▸ **Data supplied**
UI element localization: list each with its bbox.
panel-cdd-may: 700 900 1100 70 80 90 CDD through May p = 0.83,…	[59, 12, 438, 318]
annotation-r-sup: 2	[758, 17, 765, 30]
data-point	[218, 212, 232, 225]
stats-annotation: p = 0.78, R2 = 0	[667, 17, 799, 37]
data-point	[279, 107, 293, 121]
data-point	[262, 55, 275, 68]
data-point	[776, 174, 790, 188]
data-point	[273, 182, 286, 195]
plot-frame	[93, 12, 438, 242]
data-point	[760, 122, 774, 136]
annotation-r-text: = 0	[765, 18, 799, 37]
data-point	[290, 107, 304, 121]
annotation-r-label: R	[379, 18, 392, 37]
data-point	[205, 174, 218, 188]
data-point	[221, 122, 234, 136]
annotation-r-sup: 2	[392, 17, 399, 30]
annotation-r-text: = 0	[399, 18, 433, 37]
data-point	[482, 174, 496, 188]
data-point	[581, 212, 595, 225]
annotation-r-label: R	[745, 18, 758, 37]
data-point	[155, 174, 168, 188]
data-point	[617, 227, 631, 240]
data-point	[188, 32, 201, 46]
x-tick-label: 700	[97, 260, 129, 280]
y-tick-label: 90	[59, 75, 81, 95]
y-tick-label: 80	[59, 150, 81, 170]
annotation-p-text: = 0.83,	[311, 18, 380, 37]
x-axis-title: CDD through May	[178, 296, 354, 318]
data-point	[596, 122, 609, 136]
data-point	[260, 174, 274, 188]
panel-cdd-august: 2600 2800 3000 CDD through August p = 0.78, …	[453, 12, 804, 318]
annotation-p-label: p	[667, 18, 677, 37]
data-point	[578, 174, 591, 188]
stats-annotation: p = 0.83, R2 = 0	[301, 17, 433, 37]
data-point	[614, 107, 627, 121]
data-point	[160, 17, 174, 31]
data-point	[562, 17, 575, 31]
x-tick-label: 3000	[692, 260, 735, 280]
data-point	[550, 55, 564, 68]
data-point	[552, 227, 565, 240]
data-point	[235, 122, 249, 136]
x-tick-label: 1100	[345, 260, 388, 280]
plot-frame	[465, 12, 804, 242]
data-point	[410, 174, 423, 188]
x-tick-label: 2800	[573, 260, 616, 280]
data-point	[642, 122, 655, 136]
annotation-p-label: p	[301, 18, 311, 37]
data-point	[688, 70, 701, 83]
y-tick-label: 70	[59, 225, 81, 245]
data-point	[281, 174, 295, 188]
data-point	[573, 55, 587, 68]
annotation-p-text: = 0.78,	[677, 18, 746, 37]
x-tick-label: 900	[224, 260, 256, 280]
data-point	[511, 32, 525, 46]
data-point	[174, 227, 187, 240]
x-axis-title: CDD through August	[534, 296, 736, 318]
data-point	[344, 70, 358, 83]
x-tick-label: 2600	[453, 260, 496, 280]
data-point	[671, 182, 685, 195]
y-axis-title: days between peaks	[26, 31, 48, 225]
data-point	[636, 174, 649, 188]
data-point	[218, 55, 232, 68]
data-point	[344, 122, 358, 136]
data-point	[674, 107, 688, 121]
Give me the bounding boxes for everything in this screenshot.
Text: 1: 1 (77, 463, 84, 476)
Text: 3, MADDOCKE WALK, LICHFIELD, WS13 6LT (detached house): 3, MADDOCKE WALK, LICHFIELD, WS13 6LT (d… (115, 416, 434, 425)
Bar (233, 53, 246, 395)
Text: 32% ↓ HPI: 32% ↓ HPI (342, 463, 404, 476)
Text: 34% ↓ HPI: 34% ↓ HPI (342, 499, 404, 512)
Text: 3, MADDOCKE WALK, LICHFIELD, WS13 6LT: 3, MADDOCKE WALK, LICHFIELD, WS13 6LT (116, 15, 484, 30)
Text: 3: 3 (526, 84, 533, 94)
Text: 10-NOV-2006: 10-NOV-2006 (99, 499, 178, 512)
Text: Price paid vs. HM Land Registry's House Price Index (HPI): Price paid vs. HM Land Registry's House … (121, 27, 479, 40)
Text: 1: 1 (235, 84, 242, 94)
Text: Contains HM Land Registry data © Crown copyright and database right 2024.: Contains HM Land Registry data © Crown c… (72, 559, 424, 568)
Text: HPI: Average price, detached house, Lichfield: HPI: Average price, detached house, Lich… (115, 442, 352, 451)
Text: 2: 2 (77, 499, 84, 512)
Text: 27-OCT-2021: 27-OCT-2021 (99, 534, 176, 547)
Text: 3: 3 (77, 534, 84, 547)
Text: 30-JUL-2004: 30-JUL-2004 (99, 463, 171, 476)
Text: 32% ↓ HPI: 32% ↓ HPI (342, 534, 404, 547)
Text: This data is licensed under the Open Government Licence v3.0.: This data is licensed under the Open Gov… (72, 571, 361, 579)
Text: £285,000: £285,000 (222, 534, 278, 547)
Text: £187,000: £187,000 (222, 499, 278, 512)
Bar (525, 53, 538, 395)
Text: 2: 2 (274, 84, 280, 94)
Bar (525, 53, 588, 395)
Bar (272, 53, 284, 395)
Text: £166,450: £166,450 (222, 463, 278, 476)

▸ **Problem details**
Copy out the entries word for word, from the first line of the entries through the line that contains "122, 655, 136]", including both of those lines.

▸ **Task result**
UI element localization: list each with its bbox.
panel-cdd-may: 700 900 1100 70 80 90 CDD through May p = 0.83,…	[59, 12, 438, 318]
annotation-r-sup: 2	[758, 17, 765, 30]
data-point	[218, 212, 232, 225]
stats-annotation: p = 0.78, R2 = 0	[667, 17, 799, 37]
data-point	[279, 107, 293, 121]
data-point	[262, 55, 275, 68]
data-point	[776, 174, 790, 188]
data-point	[273, 182, 286, 195]
plot-frame	[93, 12, 438, 242]
data-point	[760, 122, 774, 136]
annotation-r-text: = 0	[765, 18, 799, 37]
data-point	[290, 107, 304, 121]
annotation-r-label: R	[379, 18, 392, 37]
data-point	[205, 174, 218, 188]
data-point	[221, 122, 234, 136]
annotation-r-sup: 2	[392, 17, 399, 30]
annotation-r-text: = 0	[399, 18, 433, 37]
data-point	[482, 174, 496, 188]
data-point	[581, 212, 595, 225]
annotation-r-label: R	[745, 18, 758, 37]
data-point	[155, 174, 168, 188]
data-point	[617, 227, 631, 240]
data-point	[188, 32, 201, 46]
x-tick-label: 700	[97, 260, 129, 280]
y-tick-label: 90	[59, 75, 81, 95]
y-tick-label: 80	[59, 150, 81, 170]
annotation-p-text: = 0.83,	[311, 18, 380, 37]
x-axis-title: CDD through May	[178, 296, 354, 318]
data-point	[596, 122, 609, 136]
data-point	[260, 174, 274, 188]
panel-cdd-august: 2600 2800 3000 CDD through August p = 0.78, …	[453, 12, 804, 318]
annotation-p-label: p	[667, 18, 677, 37]
data-point	[578, 174, 591, 188]
stats-annotation: p = 0.83, R2 = 0	[301, 17, 433, 37]
data-point	[614, 107, 627, 121]
data-point	[160, 17, 174, 31]
data-point	[562, 17, 575, 31]
x-tick-label: 3000	[692, 260, 735, 280]
data-point	[550, 55, 564, 68]
data-point	[552, 227, 565, 240]
data-point	[235, 122, 249, 136]
x-tick-label: 1100	[345, 260, 388, 280]
plot-frame	[465, 12, 804, 242]
data-point	[410, 174, 423, 188]
x-tick-label: 2800	[573, 260, 616, 280]
data-point	[642, 122, 655, 136]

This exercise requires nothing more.